Repeat the entries below exactly as they appear, with no pictures.

— start Records supplied —

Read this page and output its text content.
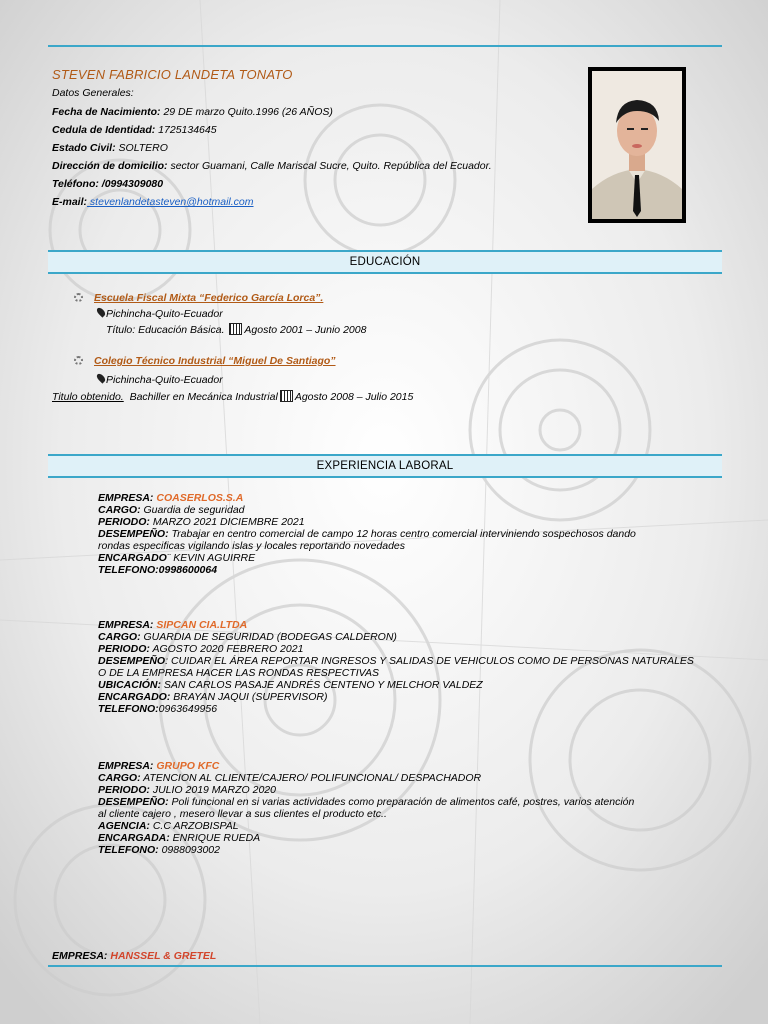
STEVEN FABRICIO LANDETA TONATO
Datos Generales:
Fecha de Nacimiento: 29 DE marzo Quito.1996 (26 AÑOS)
Cedula de Identidad: 1725134645
Estado Civil: SOLTERO
Dirección de domicilio: sector Guamani, Calle Mariscal Sucre, Quito. República del Ecuador.
Teléfono: /0994309080
E-mail: stevenlandetasteven@hotmail.com
EDUCACIÓN
Escuela Fiscal Mixta “Federico García Lorca”.
Pichincha-Quito-Ecuador
Título: Educación Básica. Agosto 2001 – Junio 2008
Colegio Técnico Industrial “Miguel De Santiago”
Pichincha-Quito-Ecuador
Titulo obtenido. Bachiller en Mecánica Industrial Agosto 2008 – Julio 2015
EXPERIENCIA LABORAL
EMPRESA: COASERLOS.S.A
CARGO: Guardia de seguridad
PERIODO: MARZO 2021 DICIEMBRE 2021
DESEMPEÑO: Trabajar en centro comercial de campo 12 horas centro comercial interviniendo sospechosos dando
rondas especificas vigilando islas y locales reportando novedades
ENCARGADO¨ KEVIN AGUIRRE
TELEFONO:0998600064
EMPRESA: SIPCAN CIA.LTDA
CARGO: GUARDIA DE SEGURIDAD (BODEGAS CALDERON)
PERIODO: AGOSTO 2020 FEBRERO 2021
DESEMPEÑO: CUIDAR EL ÁREA REPORTAR INGRESOS Y SALIDAS DE VEHICULOS COMO DE PERSONAS NATURALES
O DE LA EMPRESA HACER LAS RONDAS RESPECTIVAS
UBICACIÓN: SAN CARLOS PASAJE ANDRÉS CENTENO Y MELCHOR VALDEZ
ENCARGADO: BRAYAN JAQUI (SUPERVISOR)
TELEFONO:0963649956
EMPRESA: GRUPO KFC
CARGO: ATENCION AL CLIENTE/CAJERO/ POLIFUNCIONAL/ DESPACHADOR
PERIODO: JULIO 2019 MARZO 2020
DESEMPEÑO: Poli funcional en si varias actividades como preparación de alimentos café, postres, varios atención
al cliente cajero , mesero llevar a sus clientes el producto etc..
AGENCIA: C.C ARZOBISPAL
ENCARGADA: ENRIQUE RUEDA
TELEFONO: 0988093002
EMPRESA: HANSSEL & GRETEL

— end Records supplied —

▸ Output of the exercise:
Read this page and output its text content.
STEVEN FABRICIO LANDETA TONATO
Datos Generales:
Fecha de Nacimiento: 29 DE marzo Quito.1996 (26 AÑOS)
Cedula de Identidad: 1725134645
Estado Civil: SOLTERO
Dirección de domicilio: sector Guamani, Calle Mariscal Sucre, Quito. República del Ecuador.
Teléfono: /0994309080
E-mail: stevenlandetasteven@hotmail.com
EDUCACIÓN
Escuela Fiscal Mixta “Federico García Lorca”.
Pichincha-Quito-Ecuador
Título: Educación Básica. Agosto 2001 – Junio 2008
Colegio Técnico Industrial “Miguel De Santiago”
Pichincha-Quito-Ecuador
Titulo obtenido. Bachiller en Mecánica Industrial Agosto 2008 – Julio 2015
EXPERIENCIA LABORAL
EMPRESA: COASERLOS.S.A
CARGO: Guardia de seguridad
PERIODO: MARZO 2021 DICIEMBRE 2021
DESEMPEÑO: Trabajar en centro comercial de campo 12 horas centro comercial interviniendo sospechosos dando
rondas especificas vigilando islas y locales reportando novedades
ENCARGADO¨ KEVIN AGUIRRE
TELEFONO:0998600064
EMPRESA: SIPCAN CIA.LTDA
CARGO: GUARDIA DE SEGURIDAD (BODEGAS CALDERON)
PERIODO: AGOSTO 2020 FEBRERO 2021
DESEMPEÑO: CUIDAR EL ÁREA REPORTAR INGRESOS Y SALIDAS DE VEHICULOS COMO DE PERSONAS NATURALES
O DE LA EMPRESA HACER LAS RONDAS RESPECTIVAS
UBICACIÓN: SAN CARLOS PASAJE ANDRÉS CENTENO Y MELCHOR VALDEZ
ENCARGADO: BRAYAN JAQUI (SUPERVISOR)
TELEFONO:0963649956
EMPRESA: GRUPO KFC
CARGO: ATENCION AL CLIENTE/CAJERO/ POLIFUNCIONAL/ DESPACHADOR
PERIODO: JULIO 2019 MARZO 2020
DESEMPEÑO: Poli funcional en si varias actividades como preparación de alimentos café, postres, varios atención
al cliente cajero , mesero llevar a sus clientes el producto etc..
AGENCIA: C.C ARZOBISPAL
ENCARGADA: ENRIQUE RUEDA
TELEFONO: 0988093002
EMPRESA: HANSSEL & GRETEL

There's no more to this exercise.